## Requirement
Restate the complete material exactly.

Rows from a figure dataset
* BEGIN *
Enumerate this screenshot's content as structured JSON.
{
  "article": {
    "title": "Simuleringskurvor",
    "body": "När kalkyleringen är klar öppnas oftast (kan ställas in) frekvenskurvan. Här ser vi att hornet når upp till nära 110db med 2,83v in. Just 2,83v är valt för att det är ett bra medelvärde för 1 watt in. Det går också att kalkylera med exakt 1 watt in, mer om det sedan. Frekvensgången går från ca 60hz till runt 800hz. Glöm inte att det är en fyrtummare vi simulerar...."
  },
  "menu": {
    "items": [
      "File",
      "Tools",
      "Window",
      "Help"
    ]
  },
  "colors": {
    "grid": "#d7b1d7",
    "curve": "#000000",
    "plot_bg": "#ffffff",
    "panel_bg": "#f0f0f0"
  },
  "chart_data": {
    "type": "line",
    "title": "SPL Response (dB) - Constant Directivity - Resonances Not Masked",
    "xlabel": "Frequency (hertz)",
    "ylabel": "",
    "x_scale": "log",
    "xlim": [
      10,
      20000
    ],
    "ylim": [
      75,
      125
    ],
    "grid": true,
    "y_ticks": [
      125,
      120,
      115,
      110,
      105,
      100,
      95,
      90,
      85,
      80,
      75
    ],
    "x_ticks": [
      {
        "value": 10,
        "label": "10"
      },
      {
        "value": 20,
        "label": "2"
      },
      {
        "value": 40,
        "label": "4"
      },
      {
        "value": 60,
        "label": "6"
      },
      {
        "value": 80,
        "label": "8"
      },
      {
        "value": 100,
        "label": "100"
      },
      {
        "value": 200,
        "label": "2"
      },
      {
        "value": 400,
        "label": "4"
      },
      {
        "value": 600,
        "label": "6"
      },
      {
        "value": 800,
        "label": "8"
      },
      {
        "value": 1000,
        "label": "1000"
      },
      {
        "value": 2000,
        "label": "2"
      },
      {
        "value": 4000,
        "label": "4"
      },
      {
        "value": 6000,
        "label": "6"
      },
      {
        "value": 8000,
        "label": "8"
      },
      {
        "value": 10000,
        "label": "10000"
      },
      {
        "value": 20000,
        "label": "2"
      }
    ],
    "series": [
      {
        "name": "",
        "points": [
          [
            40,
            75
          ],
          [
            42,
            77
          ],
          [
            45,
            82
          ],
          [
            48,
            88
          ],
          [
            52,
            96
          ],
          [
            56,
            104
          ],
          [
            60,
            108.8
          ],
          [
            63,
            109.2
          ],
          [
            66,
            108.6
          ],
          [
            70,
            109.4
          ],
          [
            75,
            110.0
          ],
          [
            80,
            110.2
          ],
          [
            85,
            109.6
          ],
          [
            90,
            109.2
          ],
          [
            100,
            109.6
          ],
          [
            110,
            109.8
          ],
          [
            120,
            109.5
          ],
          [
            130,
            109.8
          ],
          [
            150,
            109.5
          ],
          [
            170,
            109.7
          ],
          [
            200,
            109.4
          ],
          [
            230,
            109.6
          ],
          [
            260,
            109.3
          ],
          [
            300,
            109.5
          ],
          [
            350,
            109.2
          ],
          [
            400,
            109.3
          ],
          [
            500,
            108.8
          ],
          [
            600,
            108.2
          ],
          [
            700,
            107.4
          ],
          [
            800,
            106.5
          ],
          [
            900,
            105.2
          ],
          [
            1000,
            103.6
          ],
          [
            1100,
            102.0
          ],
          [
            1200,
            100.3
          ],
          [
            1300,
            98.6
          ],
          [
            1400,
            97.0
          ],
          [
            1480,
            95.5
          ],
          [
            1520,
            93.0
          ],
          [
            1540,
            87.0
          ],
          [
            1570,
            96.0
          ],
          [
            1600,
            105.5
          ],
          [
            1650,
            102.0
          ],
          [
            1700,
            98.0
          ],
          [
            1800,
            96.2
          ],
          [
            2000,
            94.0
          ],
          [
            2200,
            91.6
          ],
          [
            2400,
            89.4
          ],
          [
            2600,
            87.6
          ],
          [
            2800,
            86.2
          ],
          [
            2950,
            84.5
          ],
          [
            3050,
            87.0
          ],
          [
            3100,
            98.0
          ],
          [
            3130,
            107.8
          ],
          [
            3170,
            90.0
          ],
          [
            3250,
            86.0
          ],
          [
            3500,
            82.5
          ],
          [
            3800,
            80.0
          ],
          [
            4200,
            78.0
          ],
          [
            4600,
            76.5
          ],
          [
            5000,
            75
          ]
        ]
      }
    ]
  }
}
* END *
## Answer below
Enumerate this screenshot's content as structured JSON.
{
  "article": {
    "title": "Simuleringskurvor",
    "body": "När kalkyleringen är klar öppnas oftast (kan ställas in) frekvenskurvan. Här ser vi att hornet når upp till nära 110db med 2,83v in. Just 2,83v är valt för att det är ett bra medelvärde för 1 watt in. Det går också att kalkylera med exakt 1 watt in, mer om det sedan. Frekvensgången går från ca 60hz till runt 800hz. Glöm inte att det är en fyrtummare vi simulerar...."
  },
  "menu": {
    "items": [
      "File",
      "Tools",
      "Window",
      "Help"
    ]
  },
  "colors": {
    "grid": "#d7b1d7",
    "curve": "#000000",
    "plot_bg": "#ffffff",
    "panel_bg": "#f0f0f0"
  },
  "chart_data": {
    "type": "line",
    "title": "SPL Response (dB) - Constant Directivity - Resonances Not Masked",
    "xlabel": "Frequency (hertz)",
    "ylabel": "",
    "x_scale": "log",
    "xlim": [
      10,
      20000
    ],
    "ylim": [
      75,
      125
    ],
    "grid": true,
    "y_ticks": [
      125,
      120,
      115,
      110,
      105,
      100,
      95,
      90,
      85,
      80,
      75
    ],
    "x_ticks": [
      {
        "value": 10,
        "label": "10"
      },
      {
        "value": 20,
        "label": "2"
      },
      {
        "value": 40,
        "label": "4"
      },
      {
        "value": 60,
        "label": "6"
      },
      {
        "value": 80,
        "label": "8"
      },
      {
        "value": 100,
        "label": "100"
      },
      {
        "value": 200,
        "label": "2"
      },
      {
        "value": 400,
        "label": "4"
      },
      {
        "value": 600,
        "label": "6"
      },
      {
        "value": 800,
        "label": "8"
      },
      {
        "value": 1000,
        "label": "1000"
      },
      {
        "value": 2000,
        "label": "2"
      },
      {
        "value": 4000,
        "label": "4"
      },
      {
        "value": 6000,
        "label": "6"
      },
      {
        "value": 8000,
        "label": "8"
      },
      {
        "value": 10000,
        "label": "10000"
      },
      {
        "value": 20000,
        "label": "2"
      }
    ],
    "series": [
      {
        "name": "",
        "points": [
          [
            40,
            75
          ],
          [
            42,
            77
          ],
          [
            45,
            82
          ],
          [
            48,
            88
          ],
          [
            52,
            96
          ],
          [
            56,
            104
          ],
          [
            60,
            108.8
          ],
          [
            63,
            109.2
          ],
          [
            66,
            108.6
          ],
          [
            70,
            109.4
          ],
          [
            75,
            110.0
          ],
          [
            80,
            110.2
          ],
          [
            85,
            109.6
          ],
          [
            90,
            109.2
          ],
          [
            100,
            109.6
          ],
          [
            110,
            109.8
          ],
          [
            120,
            109.5
          ],
          [
            130,
            109.8
          ],
          [
            150,
            109.5
          ],
          [
            170,
            109.7
          ],
          [
            200,
            109.4
          ],
          [
            230,
            109.6
          ],
          [
            260,
            109.3
          ],
          [
            300,
            109.5
          ],
          [
            350,
            109.2
          ],
          [
            400,
            109.3
          ],
          [
            500,
            108.8
          ],
          [
            600,
            108.2
          ],
          [
            700,
            107.4
          ],
          [
            800,
            106.5
          ],
          [
            900,
            105.2
          ],
          [
            1000,
            103.6
          ],
          [
            1100,
            102.0
          ],
          [
            1200,
            100.3
          ],
          [
            1300,
            98.6
          ],
          [
            1400,
            97.0
          ],
          [
            1480,
            95.5
          ],
          [
            1520,
            93.0
          ],
          [
            1540,
            87.0
          ],
          [
            1570,
            96.0
          ],
          [
            1600,
            105.5
          ],
          [
            1650,
            102.0
          ],
          [
            1700,
            98.0
          ],
          [
            1800,
            96.2
          ],
          [
            2000,
            94.0
          ],
          [
            2200,
            91.6
          ],
          [
            2400,
            89.4
          ],
          [
            2600,
            87.6
          ],
          [
            2800,
            86.2
          ],
          [
            2950,
            84.5
          ],
          [
            3050,
            87.0
          ],
          [
            3100,
            98.0
          ],
          [
            3130,
            107.8
          ],
          [
            3170,
            90.0
          ],
          [
            3250,
            86.0
          ],
          [
            3500,
            82.5
          ],
          [
            3800,
            80.0
          ],
          [
            4200,
            78.0
          ],
          [
            4600,
            76.5
          ],
          [
            5000,
            75
          ]
        ]
      }
    ]
  }
}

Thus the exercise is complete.